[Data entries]
:::::

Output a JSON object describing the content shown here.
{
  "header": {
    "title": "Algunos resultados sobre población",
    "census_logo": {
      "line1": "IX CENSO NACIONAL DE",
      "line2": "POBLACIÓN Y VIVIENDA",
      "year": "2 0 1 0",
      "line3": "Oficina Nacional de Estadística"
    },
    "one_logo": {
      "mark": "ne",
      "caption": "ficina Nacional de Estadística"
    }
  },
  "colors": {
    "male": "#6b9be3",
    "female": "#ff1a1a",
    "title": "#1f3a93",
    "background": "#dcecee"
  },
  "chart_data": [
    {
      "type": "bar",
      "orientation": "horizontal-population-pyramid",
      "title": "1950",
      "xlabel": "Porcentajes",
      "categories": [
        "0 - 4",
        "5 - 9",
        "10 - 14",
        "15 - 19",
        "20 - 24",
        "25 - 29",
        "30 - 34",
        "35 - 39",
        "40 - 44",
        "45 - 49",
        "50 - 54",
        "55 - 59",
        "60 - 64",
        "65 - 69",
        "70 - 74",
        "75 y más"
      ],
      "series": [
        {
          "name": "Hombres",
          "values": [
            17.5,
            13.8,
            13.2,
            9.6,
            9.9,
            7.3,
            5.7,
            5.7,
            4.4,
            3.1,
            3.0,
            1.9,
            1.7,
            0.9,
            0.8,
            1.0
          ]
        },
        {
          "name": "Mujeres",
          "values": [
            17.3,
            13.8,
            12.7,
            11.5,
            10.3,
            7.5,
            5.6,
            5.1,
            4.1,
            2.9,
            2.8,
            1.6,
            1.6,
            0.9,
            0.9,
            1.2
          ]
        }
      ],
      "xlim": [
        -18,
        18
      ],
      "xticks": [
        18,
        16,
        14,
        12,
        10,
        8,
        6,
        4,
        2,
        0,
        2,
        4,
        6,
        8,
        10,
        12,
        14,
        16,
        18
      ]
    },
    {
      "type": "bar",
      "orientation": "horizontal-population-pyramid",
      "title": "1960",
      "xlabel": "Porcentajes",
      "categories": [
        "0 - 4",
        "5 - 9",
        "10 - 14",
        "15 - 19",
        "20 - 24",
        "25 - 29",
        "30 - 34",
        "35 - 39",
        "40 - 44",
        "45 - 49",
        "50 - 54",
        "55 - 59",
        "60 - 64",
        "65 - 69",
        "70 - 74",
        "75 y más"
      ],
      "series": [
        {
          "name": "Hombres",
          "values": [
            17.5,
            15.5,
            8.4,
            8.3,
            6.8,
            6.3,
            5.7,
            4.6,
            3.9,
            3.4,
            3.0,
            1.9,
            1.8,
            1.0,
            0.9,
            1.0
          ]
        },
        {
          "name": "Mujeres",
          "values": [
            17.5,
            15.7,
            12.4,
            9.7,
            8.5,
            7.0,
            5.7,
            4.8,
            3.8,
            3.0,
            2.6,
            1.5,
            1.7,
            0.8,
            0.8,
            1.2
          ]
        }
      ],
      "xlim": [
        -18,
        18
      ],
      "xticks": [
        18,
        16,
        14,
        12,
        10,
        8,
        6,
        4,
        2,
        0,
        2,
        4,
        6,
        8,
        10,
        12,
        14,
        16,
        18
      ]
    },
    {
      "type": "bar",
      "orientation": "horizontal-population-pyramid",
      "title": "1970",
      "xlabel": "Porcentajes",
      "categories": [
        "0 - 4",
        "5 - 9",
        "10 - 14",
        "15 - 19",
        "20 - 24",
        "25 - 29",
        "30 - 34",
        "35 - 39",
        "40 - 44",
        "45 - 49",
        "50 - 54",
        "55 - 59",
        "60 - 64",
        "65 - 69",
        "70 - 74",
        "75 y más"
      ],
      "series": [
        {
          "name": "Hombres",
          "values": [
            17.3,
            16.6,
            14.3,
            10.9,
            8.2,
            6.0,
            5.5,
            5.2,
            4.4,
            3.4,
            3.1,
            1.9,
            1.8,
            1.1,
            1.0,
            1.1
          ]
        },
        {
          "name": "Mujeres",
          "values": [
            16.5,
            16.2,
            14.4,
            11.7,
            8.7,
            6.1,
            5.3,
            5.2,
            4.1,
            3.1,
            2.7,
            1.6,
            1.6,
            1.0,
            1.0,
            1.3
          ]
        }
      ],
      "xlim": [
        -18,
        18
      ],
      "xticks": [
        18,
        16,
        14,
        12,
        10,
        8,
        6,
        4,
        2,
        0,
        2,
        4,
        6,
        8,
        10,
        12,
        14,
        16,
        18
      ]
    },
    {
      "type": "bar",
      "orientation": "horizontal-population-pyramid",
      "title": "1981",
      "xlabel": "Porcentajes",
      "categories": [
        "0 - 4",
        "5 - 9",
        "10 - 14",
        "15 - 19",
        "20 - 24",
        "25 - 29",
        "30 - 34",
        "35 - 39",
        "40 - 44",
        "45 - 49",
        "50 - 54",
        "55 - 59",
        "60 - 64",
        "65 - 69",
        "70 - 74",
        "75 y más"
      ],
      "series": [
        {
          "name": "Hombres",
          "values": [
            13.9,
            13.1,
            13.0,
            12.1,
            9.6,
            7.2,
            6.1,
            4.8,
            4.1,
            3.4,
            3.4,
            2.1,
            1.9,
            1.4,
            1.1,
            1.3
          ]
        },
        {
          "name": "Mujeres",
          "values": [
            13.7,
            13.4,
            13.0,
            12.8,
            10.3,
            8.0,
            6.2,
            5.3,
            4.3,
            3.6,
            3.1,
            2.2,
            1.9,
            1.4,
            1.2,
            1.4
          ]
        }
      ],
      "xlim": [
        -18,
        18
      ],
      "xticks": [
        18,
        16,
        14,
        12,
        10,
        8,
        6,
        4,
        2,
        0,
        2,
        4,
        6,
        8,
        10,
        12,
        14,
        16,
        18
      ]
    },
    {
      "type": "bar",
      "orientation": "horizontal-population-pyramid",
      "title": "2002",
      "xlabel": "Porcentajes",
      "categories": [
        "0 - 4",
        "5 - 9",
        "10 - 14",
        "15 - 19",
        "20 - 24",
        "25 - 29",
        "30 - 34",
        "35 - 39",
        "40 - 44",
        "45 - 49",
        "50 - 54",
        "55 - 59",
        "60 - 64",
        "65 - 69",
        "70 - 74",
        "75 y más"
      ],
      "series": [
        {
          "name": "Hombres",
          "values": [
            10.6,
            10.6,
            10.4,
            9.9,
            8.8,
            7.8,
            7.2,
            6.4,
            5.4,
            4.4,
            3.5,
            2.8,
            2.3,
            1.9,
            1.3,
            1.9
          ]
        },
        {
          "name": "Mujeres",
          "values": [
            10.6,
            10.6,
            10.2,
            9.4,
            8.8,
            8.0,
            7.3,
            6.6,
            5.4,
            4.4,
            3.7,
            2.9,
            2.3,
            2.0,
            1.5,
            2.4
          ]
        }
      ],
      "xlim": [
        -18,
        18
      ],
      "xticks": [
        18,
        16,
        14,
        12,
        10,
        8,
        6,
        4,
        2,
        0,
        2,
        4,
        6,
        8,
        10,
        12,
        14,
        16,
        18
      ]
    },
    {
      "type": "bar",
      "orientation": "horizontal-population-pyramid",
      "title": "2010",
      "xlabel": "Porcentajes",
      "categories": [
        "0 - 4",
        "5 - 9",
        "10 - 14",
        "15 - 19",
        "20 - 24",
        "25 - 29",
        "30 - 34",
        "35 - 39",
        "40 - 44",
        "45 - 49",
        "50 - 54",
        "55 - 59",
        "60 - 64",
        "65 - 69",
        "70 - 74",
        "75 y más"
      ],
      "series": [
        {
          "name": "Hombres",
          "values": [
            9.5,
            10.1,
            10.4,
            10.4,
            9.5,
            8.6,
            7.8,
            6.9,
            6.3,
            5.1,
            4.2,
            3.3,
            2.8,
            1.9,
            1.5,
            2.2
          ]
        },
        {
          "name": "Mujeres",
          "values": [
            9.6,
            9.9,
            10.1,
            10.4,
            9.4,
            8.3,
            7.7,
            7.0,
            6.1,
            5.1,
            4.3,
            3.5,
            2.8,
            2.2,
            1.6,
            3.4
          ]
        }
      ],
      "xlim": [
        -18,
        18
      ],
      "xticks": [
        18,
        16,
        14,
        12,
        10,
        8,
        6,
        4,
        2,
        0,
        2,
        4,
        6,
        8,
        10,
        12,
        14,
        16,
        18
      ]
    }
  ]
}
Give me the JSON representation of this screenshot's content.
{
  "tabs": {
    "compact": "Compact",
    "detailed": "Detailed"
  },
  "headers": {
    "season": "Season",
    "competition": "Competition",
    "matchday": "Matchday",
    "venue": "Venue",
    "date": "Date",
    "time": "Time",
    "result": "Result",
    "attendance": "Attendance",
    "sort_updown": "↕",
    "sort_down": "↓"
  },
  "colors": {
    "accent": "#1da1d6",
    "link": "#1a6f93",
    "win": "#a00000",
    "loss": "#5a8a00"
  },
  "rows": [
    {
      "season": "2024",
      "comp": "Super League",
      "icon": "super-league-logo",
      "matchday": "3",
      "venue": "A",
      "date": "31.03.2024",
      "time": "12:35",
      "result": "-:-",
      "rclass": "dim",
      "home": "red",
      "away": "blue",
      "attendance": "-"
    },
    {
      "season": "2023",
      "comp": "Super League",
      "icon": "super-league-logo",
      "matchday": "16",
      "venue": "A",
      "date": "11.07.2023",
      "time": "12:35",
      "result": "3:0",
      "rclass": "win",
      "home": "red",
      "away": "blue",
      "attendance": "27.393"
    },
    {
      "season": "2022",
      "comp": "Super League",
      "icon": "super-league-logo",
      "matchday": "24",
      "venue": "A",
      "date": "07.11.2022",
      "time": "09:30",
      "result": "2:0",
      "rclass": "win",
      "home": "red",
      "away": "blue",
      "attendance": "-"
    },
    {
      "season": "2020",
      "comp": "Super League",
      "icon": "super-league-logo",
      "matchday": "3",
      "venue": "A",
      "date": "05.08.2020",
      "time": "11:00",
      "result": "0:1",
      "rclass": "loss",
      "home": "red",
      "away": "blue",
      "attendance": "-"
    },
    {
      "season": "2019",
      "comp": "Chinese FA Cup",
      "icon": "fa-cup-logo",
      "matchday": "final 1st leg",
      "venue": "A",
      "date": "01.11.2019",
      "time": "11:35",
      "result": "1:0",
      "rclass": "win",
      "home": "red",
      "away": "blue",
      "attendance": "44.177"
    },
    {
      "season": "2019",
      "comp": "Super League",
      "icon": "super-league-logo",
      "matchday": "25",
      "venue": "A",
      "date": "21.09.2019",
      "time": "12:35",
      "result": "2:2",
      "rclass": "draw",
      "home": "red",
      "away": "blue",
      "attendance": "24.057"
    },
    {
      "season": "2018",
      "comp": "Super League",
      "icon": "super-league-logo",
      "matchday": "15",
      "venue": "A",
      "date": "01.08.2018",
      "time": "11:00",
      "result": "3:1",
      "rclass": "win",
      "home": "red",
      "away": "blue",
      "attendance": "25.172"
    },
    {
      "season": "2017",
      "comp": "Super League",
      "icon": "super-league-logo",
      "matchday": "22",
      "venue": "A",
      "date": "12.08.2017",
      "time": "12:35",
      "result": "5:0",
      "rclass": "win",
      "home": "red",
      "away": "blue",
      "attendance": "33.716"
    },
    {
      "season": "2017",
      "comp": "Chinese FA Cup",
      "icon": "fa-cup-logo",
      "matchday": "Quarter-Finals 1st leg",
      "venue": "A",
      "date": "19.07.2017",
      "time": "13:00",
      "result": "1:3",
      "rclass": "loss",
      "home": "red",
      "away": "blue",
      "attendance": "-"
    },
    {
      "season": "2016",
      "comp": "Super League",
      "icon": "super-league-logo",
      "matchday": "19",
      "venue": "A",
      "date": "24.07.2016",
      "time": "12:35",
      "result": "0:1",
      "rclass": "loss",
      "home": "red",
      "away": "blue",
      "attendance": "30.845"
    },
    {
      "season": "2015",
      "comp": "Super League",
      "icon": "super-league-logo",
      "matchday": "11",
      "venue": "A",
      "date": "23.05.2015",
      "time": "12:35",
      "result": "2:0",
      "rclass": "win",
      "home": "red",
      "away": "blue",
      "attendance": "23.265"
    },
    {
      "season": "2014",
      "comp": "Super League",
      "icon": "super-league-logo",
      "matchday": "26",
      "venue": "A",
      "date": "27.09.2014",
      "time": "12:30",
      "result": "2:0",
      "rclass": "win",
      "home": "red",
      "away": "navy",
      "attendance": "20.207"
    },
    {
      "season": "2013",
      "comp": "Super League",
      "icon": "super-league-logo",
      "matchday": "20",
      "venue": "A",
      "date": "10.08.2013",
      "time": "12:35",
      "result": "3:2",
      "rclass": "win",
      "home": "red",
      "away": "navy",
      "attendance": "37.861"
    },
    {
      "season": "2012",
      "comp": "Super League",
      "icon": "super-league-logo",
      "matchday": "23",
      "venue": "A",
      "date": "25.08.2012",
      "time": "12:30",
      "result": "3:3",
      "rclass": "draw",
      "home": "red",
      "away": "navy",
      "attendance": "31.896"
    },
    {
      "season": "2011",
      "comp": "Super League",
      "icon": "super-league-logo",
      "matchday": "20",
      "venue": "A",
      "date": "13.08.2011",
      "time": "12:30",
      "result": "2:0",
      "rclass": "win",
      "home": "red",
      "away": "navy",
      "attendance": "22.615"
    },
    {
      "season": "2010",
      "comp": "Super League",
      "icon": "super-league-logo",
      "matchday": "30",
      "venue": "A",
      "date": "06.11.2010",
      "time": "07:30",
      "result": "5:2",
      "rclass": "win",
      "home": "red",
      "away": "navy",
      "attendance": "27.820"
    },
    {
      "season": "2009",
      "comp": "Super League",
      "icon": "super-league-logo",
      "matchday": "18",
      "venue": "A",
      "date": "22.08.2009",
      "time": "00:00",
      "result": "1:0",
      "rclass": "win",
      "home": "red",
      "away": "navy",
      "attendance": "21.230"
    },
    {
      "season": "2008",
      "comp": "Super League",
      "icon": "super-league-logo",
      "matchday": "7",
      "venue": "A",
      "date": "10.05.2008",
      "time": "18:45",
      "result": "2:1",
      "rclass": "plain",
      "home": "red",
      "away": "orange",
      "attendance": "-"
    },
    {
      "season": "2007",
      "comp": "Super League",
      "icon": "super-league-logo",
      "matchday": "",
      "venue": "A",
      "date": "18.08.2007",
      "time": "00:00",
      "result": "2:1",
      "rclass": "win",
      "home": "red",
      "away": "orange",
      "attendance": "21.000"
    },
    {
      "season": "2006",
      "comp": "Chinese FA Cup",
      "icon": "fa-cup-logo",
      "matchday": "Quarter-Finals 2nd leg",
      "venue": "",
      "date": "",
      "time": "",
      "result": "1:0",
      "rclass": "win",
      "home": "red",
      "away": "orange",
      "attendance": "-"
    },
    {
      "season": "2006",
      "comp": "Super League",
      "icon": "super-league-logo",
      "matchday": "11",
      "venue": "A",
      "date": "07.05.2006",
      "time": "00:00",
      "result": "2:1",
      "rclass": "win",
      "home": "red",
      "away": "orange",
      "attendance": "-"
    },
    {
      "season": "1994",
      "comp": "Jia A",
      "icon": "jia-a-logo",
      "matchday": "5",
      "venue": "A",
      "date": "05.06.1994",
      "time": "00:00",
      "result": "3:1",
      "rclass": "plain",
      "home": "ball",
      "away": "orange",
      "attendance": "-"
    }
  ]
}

:::::

» **Task requirements**
From the entries above, copy out every line where the string "Quarter" appears.

» **Response to this task**
      "matchday": "Quarter-Finals 1st leg",
      "matchday": "Quarter-Finals 2nd leg",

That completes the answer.